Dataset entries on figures
--- Begin ---
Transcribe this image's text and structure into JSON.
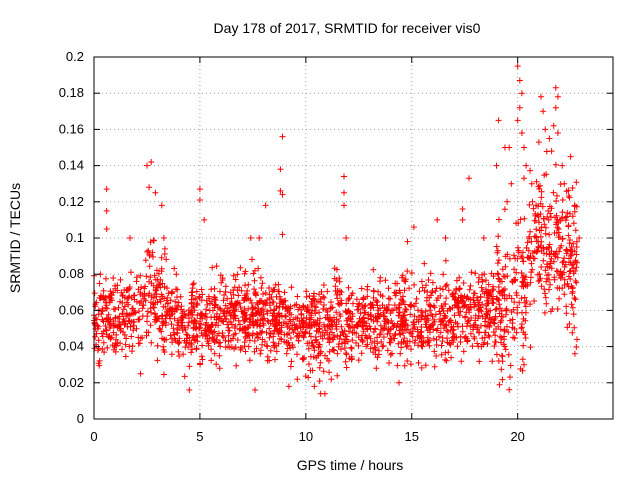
{
  "chart_data": {
    "type": "scatter",
    "title": "Day 178 of 2017, SRMTID for receiver vis0",
    "xlabel": "GPS time / hours",
    "ylabel": "SRMTID / TECUs",
    "xlim": [
      0,
      24.5
    ],
    "ylim": [
      0,
      0.2
    ],
    "xticks": [
      0,
      5,
      10,
      15,
      20
    ],
    "xtick_labels": [
      "0",
      "5",
      "10",
      "15",
      "20"
    ],
    "yticks": [
      0,
      0.02,
      0.04,
      0.06,
      0.08,
      0.1,
      0.12,
      0.14,
      0.16,
      0.18,
      0.2
    ],
    "ytick_labels": [
      "0",
      "0.02",
      "0.04",
      "0.06",
      "0.08",
      "0.1",
      "0.12",
      "0.14",
      "0.16",
      "0.18",
      "0.2"
    ],
    "grid": true,
    "marker": "plus",
    "color": "#ff0000",
    "series": [
      {
        "name": "SRMTID",
        "trend": [
          {
            "x": 0.0,
            "y": 0.056
          },
          {
            "x": 1.0,
            "y": 0.055
          },
          {
            "x": 2.0,
            "y": 0.058
          },
          {
            "x": 2.6,
            "y": 0.075
          },
          {
            "x": 3.0,
            "y": 0.066
          },
          {
            "x": 4.0,
            "y": 0.052
          },
          {
            "x": 5.0,
            "y": 0.053
          },
          {
            "x": 6.0,
            "y": 0.055
          },
          {
            "x": 7.0,
            "y": 0.058
          },
          {
            "x": 8.0,
            "y": 0.057
          },
          {
            "x": 9.0,
            "y": 0.056
          },
          {
            "x": 10.0,
            "y": 0.05
          },
          {
            "x": 11.0,
            "y": 0.05
          },
          {
            "x": 12.0,
            "y": 0.056
          },
          {
            "x": 13.0,
            "y": 0.054
          },
          {
            "x": 14.0,
            "y": 0.055
          },
          {
            "x": 15.0,
            "y": 0.054
          },
          {
            "x": 16.0,
            "y": 0.055
          },
          {
            "x": 17.0,
            "y": 0.058
          },
          {
            "x": 18.0,
            "y": 0.058
          },
          {
            "x": 19.0,
            "y": 0.062
          },
          {
            "x": 20.0,
            "y": 0.073
          },
          {
            "x": 21.0,
            "y": 0.1
          },
          {
            "x": 22.0,
            "y": 0.095
          },
          {
            "x": 22.8,
            "y": 0.085
          }
        ],
        "highlights": [
          {
            "x": 0.3,
            "y": 0.08
          },
          {
            "x": 0.6,
            "y": 0.127
          },
          {
            "x": 0.6,
            "y": 0.115
          },
          {
            "x": 0.6,
            "y": 0.105
          },
          {
            "x": 1.7,
            "y": 0.1
          },
          {
            "x": 2.5,
            "y": 0.14
          },
          {
            "x": 2.7,
            "y": 0.142
          },
          {
            "x": 2.6,
            "y": 0.128
          },
          {
            "x": 2.9,
            "y": 0.125
          },
          {
            "x": 3.2,
            "y": 0.118
          },
          {
            "x": 3.3,
            "y": 0.1
          },
          {
            "x": 5.0,
            "y": 0.127
          },
          {
            "x": 5.0,
            "y": 0.121
          },
          {
            "x": 5.2,
            "y": 0.11
          },
          {
            "x": 7.4,
            "y": 0.1
          },
          {
            "x": 7.8,
            "y": 0.1
          },
          {
            "x": 8.1,
            "y": 0.118
          },
          {
            "x": 8.9,
            "y": 0.156
          },
          {
            "x": 8.8,
            "y": 0.138
          },
          {
            "x": 8.8,
            "y": 0.126
          },
          {
            "x": 8.9,
            "y": 0.124
          },
          {
            "x": 8.9,
            "y": 0.102
          },
          {
            "x": 11.8,
            "y": 0.134
          },
          {
            "x": 11.8,
            "y": 0.125
          },
          {
            "x": 11.8,
            "y": 0.118
          },
          {
            "x": 11.9,
            "y": 0.1
          },
          {
            "x": 14.8,
            "y": 0.098
          },
          {
            "x": 15.1,
            "y": 0.106
          },
          {
            "x": 16.2,
            "y": 0.11
          },
          {
            "x": 16.6,
            "y": 0.1
          },
          {
            "x": 17.4,
            "y": 0.116
          },
          {
            "x": 17.7,
            "y": 0.133
          },
          {
            "x": 17.4,
            "y": 0.11
          },
          {
            "x": 18.4,
            "y": 0.1
          },
          {
            "x": 19.0,
            "y": 0.14
          },
          {
            "x": 19.1,
            "y": 0.165
          },
          {
            "x": 19.4,
            "y": 0.15
          },
          {
            "x": 19.5,
            "y": 0.12
          },
          {
            "x": 19.6,
            "y": 0.15
          },
          {
            "x": 19.7,
            "y": 0.13
          },
          {
            "x": 20.0,
            "y": 0.195
          },
          {
            "x": 20.1,
            "y": 0.187
          },
          {
            "x": 20.2,
            "y": 0.18
          },
          {
            "x": 20.1,
            "y": 0.172
          },
          {
            "x": 20.0,
            "y": 0.165
          },
          {
            "x": 20.2,
            "y": 0.158
          },
          {
            "x": 20.3,
            "y": 0.15
          },
          {
            "x": 20.3,
            "y": 0.133
          },
          {
            "x": 20.4,
            "y": 0.14
          },
          {
            "x": 20.3,
            "y": 0.03
          },
          {
            "x": 20.7,
            "y": 0.12
          },
          {
            "x": 21.0,
            "y": 0.153
          },
          {
            "x": 21.1,
            "y": 0.178
          },
          {
            "x": 21.2,
            "y": 0.17
          },
          {
            "x": 21.3,
            "y": 0.16
          },
          {
            "x": 21.5,
            "y": 0.155
          },
          {
            "x": 21.6,
            "y": 0.148
          },
          {
            "x": 21.8,
            "y": 0.183
          },
          {
            "x": 21.9,
            "y": 0.178
          },
          {
            "x": 21.8,
            "y": 0.172
          },
          {
            "x": 21.7,
            "y": 0.162
          },
          {
            "x": 21.9,
            "y": 0.158
          },
          {
            "x": 22.1,
            "y": 0.14
          },
          {
            "x": 22.2,
            "y": 0.13
          },
          {
            "x": 22.5,
            "y": 0.145
          },
          {
            "x": 22.6,
            "y": 0.112
          },
          {
            "x": 22.7,
            "y": 0.118
          },
          {
            "x": 22.8,
            "y": 0.044
          },
          {
            "x": 22.7,
            "y": 0.036
          },
          {
            "x": 22.9,
            "y": 0.1
          },
          {
            "x": 4.5,
            "y": 0.016
          },
          {
            "x": 7.6,
            "y": 0.016
          },
          {
            "x": 10.7,
            "y": 0.014
          },
          {
            "x": 10.9,
            "y": 0.014
          },
          {
            "x": 10.4,
            "y": 0.018
          },
          {
            "x": 14.4,
            "y": 0.02
          },
          {
            "x": 9.2,
            "y": 0.018
          },
          {
            "x": 2.2,
            "y": 0.025
          },
          {
            "x": 11.2,
            "y": 0.022
          }
        ],
        "n_points": 2300,
        "noise": {
          "y_range": [
            0.02,
            0.09
          ],
          "bump_window": [
            2.4,
            3.4
          ],
          "active_window": [
            19.0,
            23.0
          ]
        }
      }
    ]
  }
}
--- End ---
#### Problem details:
From the records given above, reproduce all text exactly and exclude each picture.

#### Answer to this task:
Transcribe this image's text and structure into JSON.
{
  "chart_data": {
    "type": "scatter",
    "title": "Day 178 of 2017, SRMTID for receiver vis0",
    "xlabel": "GPS time / hours",
    "ylabel": "SRMTID / TECUs",
    "xlim": [
      0,
      24.5
    ],
    "ylim": [
      0,
      0.2
    ],
    "xticks": [
      0,
      5,
      10,
      15,
      20
    ],
    "xtick_labels": [
      "0",
      "5",
      "10",
      "15",
      "20"
    ],
    "yticks": [
      0,
      0.02,
      0.04,
      0.06,
      0.08,
      0.1,
      0.12,
      0.14,
      0.16,
      0.18,
      0.2
    ],
    "ytick_labels": [
      "0",
      "0.02",
      "0.04",
      "0.06",
      "0.08",
      "0.1",
      "0.12",
      "0.14",
      "0.16",
      "0.18",
      "0.2"
    ],
    "grid": true,
    "marker": "plus",
    "color": "#ff0000",
    "series": [
      {
        "name": "SRMTID",
        "trend": [
          {
            "x": 0.0,
            "y": 0.056
          },
          {
            "x": 1.0,
            "y": 0.055
          },
          {
            "x": 2.0,
            "y": 0.058
          },
          {
            "x": 2.6,
            "y": 0.075
          },
          {
            "x": 3.0,
            "y": 0.066
          },
          {
            "x": 4.0,
            "y": 0.052
          },
          {
            "x": 5.0,
            "y": 0.053
          },
          {
            "x": 6.0,
            "y": 0.055
          },
          {
            "x": 7.0,
            "y": 0.058
          },
          {
            "x": 8.0,
            "y": 0.057
          },
          {
            "x": 9.0,
            "y": 0.056
          },
          {
            "x": 10.0,
            "y": 0.05
          },
          {
            "x": 11.0,
            "y": 0.05
          },
          {
            "x": 12.0,
            "y": 0.056
          },
          {
            "x": 13.0,
            "y": 0.054
          },
          {
            "x": 14.0,
            "y": 0.055
          },
          {
            "x": 15.0,
            "y": 0.054
          },
          {
            "x": 16.0,
            "y": 0.055
          },
          {
            "x": 17.0,
            "y": 0.058
          },
          {
            "x": 18.0,
            "y": 0.058
          },
          {
            "x": 19.0,
            "y": 0.062
          },
          {
            "x": 20.0,
            "y": 0.073
          },
          {
            "x": 21.0,
            "y": 0.1
          },
          {
            "x": 22.0,
            "y": 0.095
          },
          {
            "x": 22.8,
            "y": 0.085
          }
        ],
        "highlights": [
          {
            "x": 0.3,
            "y": 0.08
          },
          {
            "x": 0.6,
            "y": 0.127
          },
          {
            "x": 0.6,
            "y": 0.115
          },
          {
            "x": 0.6,
            "y": 0.105
          },
          {
            "x": 1.7,
            "y": 0.1
          },
          {
            "x": 2.5,
            "y": 0.14
          },
          {
            "x": 2.7,
            "y": 0.142
          },
          {
            "x": 2.6,
            "y": 0.128
          },
          {
            "x": 2.9,
            "y": 0.125
          },
          {
            "x": 3.2,
            "y": 0.118
          },
          {
            "x": 3.3,
            "y": 0.1
          },
          {
            "x": 5.0,
            "y": 0.127
          },
          {
            "x": 5.0,
            "y": 0.121
          },
          {
            "x": 5.2,
            "y": 0.11
          },
          {
            "x": 7.4,
            "y": 0.1
          },
          {
            "x": 7.8,
            "y": 0.1
          },
          {
            "x": 8.1,
            "y": 0.118
          },
          {
            "x": 8.9,
            "y": 0.156
          },
          {
            "x": 8.8,
            "y": 0.138
          },
          {
            "x": 8.8,
            "y": 0.126
          },
          {
            "x": 8.9,
            "y": 0.124
          },
          {
            "x": 8.9,
            "y": 0.102
          },
          {
            "x": 11.8,
            "y": 0.134
          },
          {
            "x": 11.8,
            "y": 0.125
          },
          {
            "x": 11.8,
            "y": 0.118
          },
          {
            "x": 11.9,
            "y": 0.1
          },
          {
            "x": 14.8,
            "y": 0.098
          },
          {
            "x": 15.1,
            "y": 0.106
          },
          {
            "x": 16.2,
            "y": 0.11
          },
          {
            "x": 16.6,
            "y": 0.1
          },
          {
            "x": 17.4,
            "y": 0.116
          },
          {
            "x": 17.7,
            "y": 0.133
          },
          {
            "x": 17.4,
            "y": 0.11
          },
          {
            "x": 18.4,
            "y": 0.1
          },
          {
            "x": 19.0,
            "y": 0.14
          },
          {
            "x": 19.1,
            "y": 0.165
          },
          {
            "x": 19.4,
            "y": 0.15
          },
          {
            "x": 19.5,
            "y": 0.12
          },
          {
            "x": 19.6,
            "y": 0.15
          },
          {
            "x": 19.7,
            "y": 0.13
          },
          {
            "x": 20.0,
            "y": 0.195
          },
          {
            "x": 20.1,
            "y": 0.187
          },
          {
            "x": 20.2,
            "y": 0.18
          },
          {
            "x": 20.1,
            "y": 0.172
          },
          {
            "x": 20.0,
            "y": 0.165
          },
          {
            "x": 20.2,
            "y": 0.158
          },
          {
            "x": 20.3,
            "y": 0.15
          },
          {
            "x": 20.3,
            "y": 0.133
          },
          {
            "x": 20.4,
            "y": 0.14
          },
          {
            "x": 20.3,
            "y": 0.03
          },
          {
            "x": 20.7,
            "y": 0.12
          },
          {
            "x": 21.0,
            "y": 0.153
          },
          {
            "x": 21.1,
            "y": 0.178
          },
          {
            "x": 21.2,
            "y": 0.17
          },
          {
            "x": 21.3,
            "y": 0.16
          },
          {
            "x": 21.5,
            "y": 0.155
          },
          {
            "x": 21.6,
            "y": 0.148
          },
          {
            "x": 21.8,
            "y": 0.183
          },
          {
            "x": 21.9,
            "y": 0.178
          },
          {
            "x": 21.8,
            "y": 0.172
          },
          {
            "x": 21.7,
            "y": 0.162
          },
          {
            "x": 21.9,
            "y": 0.158
          },
          {
            "x": 22.1,
            "y": 0.14
          },
          {
            "x": 22.2,
            "y": 0.13
          },
          {
            "x": 22.5,
            "y": 0.145
          },
          {
            "x": 22.6,
            "y": 0.112
          },
          {
            "x": 22.7,
            "y": 0.118
          },
          {
            "x": 22.8,
            "y": 0.044
          },
          {
            "x": 22.7,
            "y": 0.036
          },
          {
            "x": 22.9,
            "y": 0.1
          },
          {
            "x": 4.5,
            "y": 0.016
          },
          {
            "x": 7.6,
            "y": 0.016
          },
          {
            "x": 10.7,
            "y": 0.014
          },
          {
            "x": 10.9,
            "y": 0.014
          },
          {
            "x": 10.4,
            "y": 0.018
          },
          {
            "x": 14.4,
            "y": 0.02
          },
          {
            "x": 9.2,
            "y": 0.018
          },
          {
            "x": 2.2,
            "y": 0.025
          },
          {
            "x": 11.2,
            "y": 0.022
          }
        ],
        "n_points": 2300,
        "noise": {
          "y_range": [
            0.02,
            0.09
          ],
          "bump_window": [
            2.4,
            3.4
          ],
          "active_window": [
            19.0,
            23.0
          ]
        }
      }
    ]
  }
}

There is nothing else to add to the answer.